DATASET CONTENT:

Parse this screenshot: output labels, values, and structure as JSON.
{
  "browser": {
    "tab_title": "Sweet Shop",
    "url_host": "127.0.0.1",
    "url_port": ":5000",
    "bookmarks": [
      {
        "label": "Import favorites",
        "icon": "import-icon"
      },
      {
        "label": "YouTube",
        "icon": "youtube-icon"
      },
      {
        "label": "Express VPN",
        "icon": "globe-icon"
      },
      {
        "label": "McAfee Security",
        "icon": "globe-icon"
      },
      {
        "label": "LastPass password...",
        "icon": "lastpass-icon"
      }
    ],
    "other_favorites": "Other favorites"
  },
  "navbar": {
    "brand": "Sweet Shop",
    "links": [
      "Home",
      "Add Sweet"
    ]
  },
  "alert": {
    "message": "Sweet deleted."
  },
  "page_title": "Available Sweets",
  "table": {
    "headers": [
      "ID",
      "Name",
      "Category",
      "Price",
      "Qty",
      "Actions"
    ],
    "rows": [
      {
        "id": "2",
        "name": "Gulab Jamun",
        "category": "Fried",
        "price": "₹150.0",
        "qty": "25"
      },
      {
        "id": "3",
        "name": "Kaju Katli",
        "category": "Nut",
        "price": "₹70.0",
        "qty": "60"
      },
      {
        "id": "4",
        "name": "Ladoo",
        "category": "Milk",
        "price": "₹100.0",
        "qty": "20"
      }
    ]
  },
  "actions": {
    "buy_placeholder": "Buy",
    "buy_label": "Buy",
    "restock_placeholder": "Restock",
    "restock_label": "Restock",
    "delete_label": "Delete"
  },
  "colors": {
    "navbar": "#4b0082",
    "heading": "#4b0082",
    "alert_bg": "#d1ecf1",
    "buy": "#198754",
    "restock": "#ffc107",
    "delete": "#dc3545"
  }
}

GIVEN PROBLEM:
Copy out the whole listing exactly; please set it all down.

SOLUTION FOR THIS PROBLEM:
Parse this screenshot: output labels, values, and structure as JSON.
{
  "browser": {
    "tab_title": "Sweet Shop",
    "url_host": "127.0.0.1",
    "url_port": ":5000",
    "bookmarks": [
      {
        "label": "Import favorites",
        "icon": "import-icon"
      },
      {
        "label": "YouTube",
        "icon": "youtube-icon"
      },
      {
        "label": "Express VPN",
        "icon": "globe-icon"
      },
      {
        "label": "McAfee Security",
        "icon": "globe-icon"
      },
      {
        "label": "LastPass password...",
        "icon": "lastpass-icon"
      }
    ],
    "other_favorites": "Other favorites"
  },
  "navbar": {
    "brand": "Sweet Shop",
    "links": [
      "Home",
      "Add Sweet"
    ]
  },
  "alert": {
    "message": "Sweet deleted."
  },
  "page_title": "Available Sweets",
  "table": {
    "headers": [
      "ID",
      "Name",
      "Category",
      "Price",
      "Qty",
      "Actions"
    ],
    "rows": [
      {
        "id": "2",
        "name": "Gulab Jamun",
        "category": "Fried",
        "price": "₹150.0",
        "qty": "25"
      },
      {
        "id": "3",
        "name": "Kaju Katli",
        "category": "Nut",
        "price": "₹70.0",
        "qty": "60"
      },
      {
        "id": "4",
        "name": "Ladoo",
        "category": "Milk",
        "price": "₹100.0",
        "qty": "20"
      }
    ]
  },
  "actions": {
    "buy_placeholder": "Buy",
    "buy_label": "Buy",
    "restock_placeholder": "Restock",
    "restock_label": "Restock",
    "delete_label": "Delete"
  },
  "colors": {
    "navbar": "#4b0082",
    "heading": "#4b0082",
    "alert_bg": "#d1ecf1",
    "buy": "#198754",
    "restock": "#ffc107",
    "delete": "#dc3545"
  }
}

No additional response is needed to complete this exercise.